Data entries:
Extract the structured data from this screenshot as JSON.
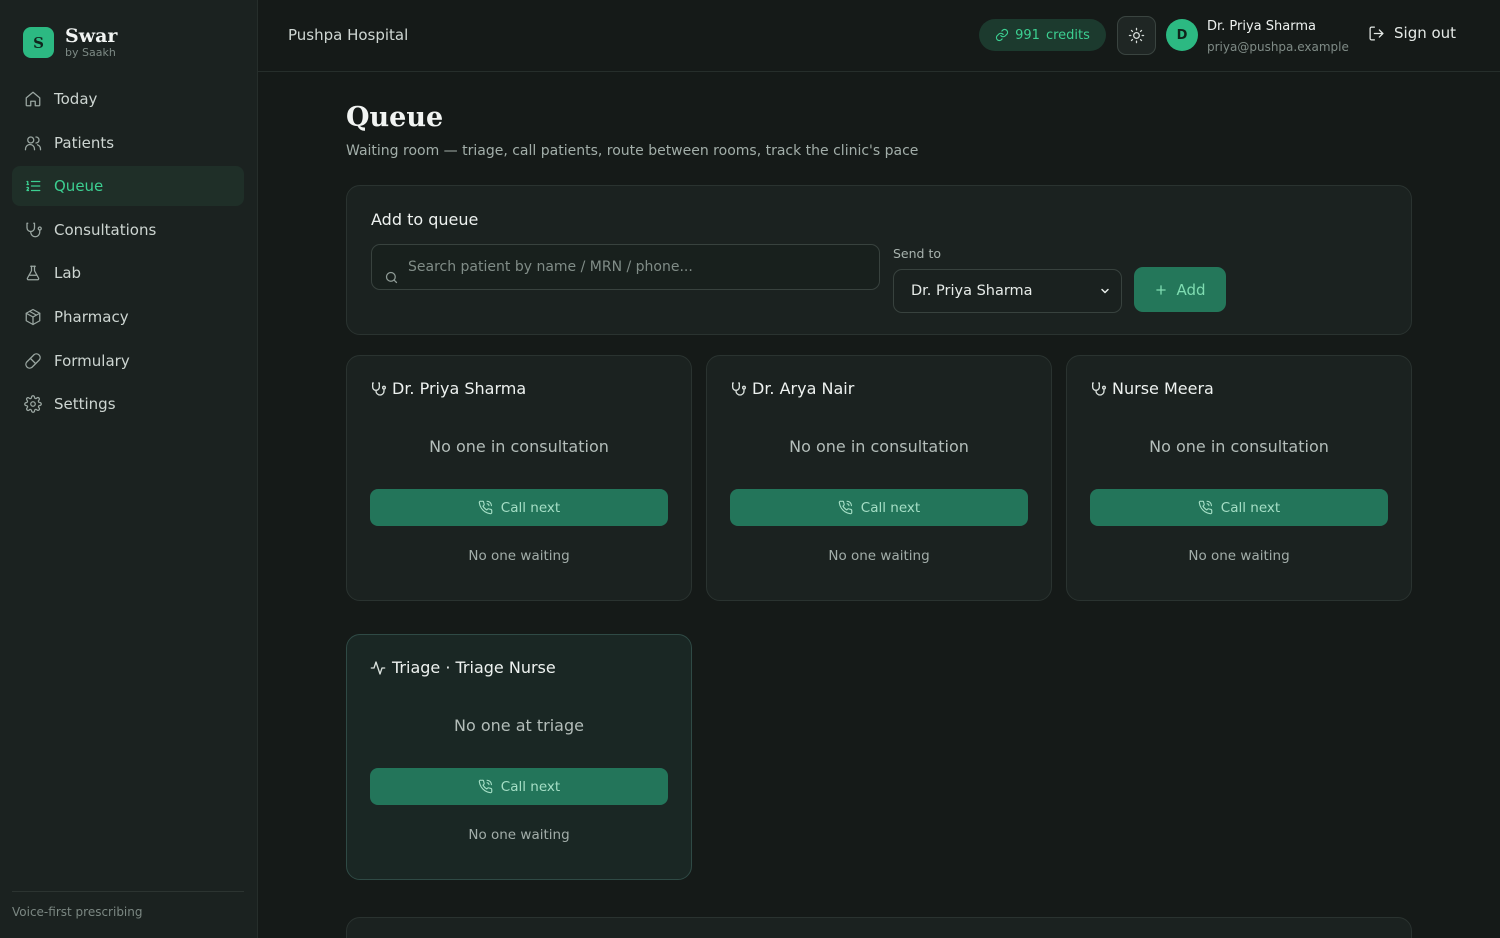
{
  "brand": {
    "logo_letter": "S",
    "name": "Swar",
    "sub": "by Saakh"
  },
  "sidebar": {
    "items": [
      {
        "label": "Today",
        "icon": "home-icon",
        "active": false
      },
      {
        "label": "Patients",
        "icon": "users-icon",
        "active": false
      },
      {
        "label": "Queue",
        "icon": "list-ordered-icon",
        "active": true
      },
      {
        "label": "Consultations",
        "icon": "stethoscope-icon",
        "active": false
      },
      {
        "label": "Lab",
        "icon": "flask-icon",
        "active": false
      },
      {
        "label": "Pharmacy",
        "icon": "package-icon",
        "active": false
      },
      {
        "label": "Formulary",
        "icon": "pill-icon",
        "active": false
      },
      {
        "label": "Settings",
        "icon": "gear-icon",
        "active": false
      }
    ],
    "footer": "Voice-first prescribing"
  },
  "header": {
    "hospital": "Pushpa Hospital",
    "credits_value": "991",
    "credits_label": "credits",
    "avatar_letter": "D",
    "user_name": "Dr. Priya Sharma",
    "user_email": "priya@pushpa.example",
    "signout_label": "Sign out"
  },
  "page": {
    "title": "Queue",
    "subtitle": "Waiting room — triage, call patients, route between rooms, track the clinic's pace"
  },
  "add_queue": {
    "title": "Add to queue",
    "search_placeholder": "Search patient by name / MRN / phone...",
    "send_to_label": "Send to",
    "send_to_value": "Dr. Priya Sharma",
    "add_label": "Add"
  },
  "rooms": [
    {
      "name": "Dr. Priya Sharma",
      "icon": "stethoscope-icon",
      "state": "No one in consultation",
      "call_label": "Call next",
      "waiting": "No one waiting"
    },
    {
      "name": "Dr. Arya Nair",
      "icon": "stethoscope-icon",
      "state": "No one in consultation",
      "call_label": "Call next",
      "waiting": "No one waiting"
    },
    {
      "name": "Nurse Meera",
      "icon": "stethoscope-icon",
      "state": "No one in consultation",
      "call_label": "Call next",
      "waiting": "No one waiting"
    },
    {
      "name": "Triage · Triage Nurse",
      "icon": "activity-icon",
      "state": "No one at triage",
      "call_label": "Call next",
      "waiting": "No one waiting"
    }
  ],
  "colors": {
    "accent": "#3ccf91",
    "button_green": "#23755a",
    "background": "#151a18",
    "sidebar": "#1b2220"
  }
}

- Your goal: Although the records contain pictures, your copy should hold only the text, reproduced exactly.

- Response to this exercise:
Extract the structured data from this screenshot as JSON.
{
  "brand": {
    "logo_letter": "S",
    "name": "Swar",
    "sub": "by Saakh"
  },
  "sidebar": {
    "items": [
      {
        "label": "Today",
        "icon": "home-icon",
        "active": false
      },
      {
        "label": "Patients",
        "icon": "users-icon",
        "active": false
      },
      {
        "label": "Queue",
        "icon": "list-ordered-icon",
        "active": true
      },
      {
        "label": "Consultations",
        "icon": "stethoscope-icon",
        "active": false
      },
      {
        "label": "Lab",
        "icon": "flask-icon",
        "active": false
      },
      {
        "label": "Pharmacy",
        "icon": "package-icon",
        "active": false
      },
      {
        "label": "Formulary",
        "icon": "pill-icon",
        "active": false
      },
      {
        "label": "Settings",
        "icon": "gear-icon",
        "active": false
      }
    ],
    "footer": "Voice-first prescribing"
  },
  "header": {
    "hospital": "Pushpa Hospital",
    "credits_value": "991",
    "credits_label": "credits",
    "avatar_letter": "D",
    "user_name": "Dr. Priya Sharma",
    "user_email": "priya@pushpa.example",
    "signout_label": "Sign out"
  },
  "page": {
    "title": "Queue",
    "subtitle": "Waiting room — triage, call patients, route between rooms, track the clinic's pace"
  },
  "add_queue": {
    "title": "Add to queue",
    "search_placeholder": "Search patient by name / MRN / phone...",
    "send_to_label": "Send to",
    "send_to_value": "Dr. Priya Sharma",
    "add_label": "Add"
  },
  "rooms": [
    {
      "name": "Dr. Priya Sharma",
      "icon": "stethoscope-icon",
      "state": "No one in consultation",
      "call_label": "Call next",
      "waiting": "No one waiting"
    },
    {
      "name": "Dr. Arya Nair",
      "icon": "stethoscope-icon",
      "state": "No one in consultation",
      "call_label": "Call next",
      "waiting": "No one waiting"
    },
    {
      "name": "Nurse Meera",
      "icon": "stethoscope-icon",
      "state": "No one in consultation",
      "call_label": "Call next",
      "waiting": "No one waiting"
    },
    {
      "name": "Triage · Triage Nurse",
      "icon": "activity-icon",
      "state": "No one at triage",
      "call_label": "Call next",
      "waiting": "No one waiting"
    }
  ],
  "colors": {
    "accent": "#3ccf91",
    "button_green": "#23755a",
    "background": "#151a18",
    "sidebar": "#1b2220"
  }
}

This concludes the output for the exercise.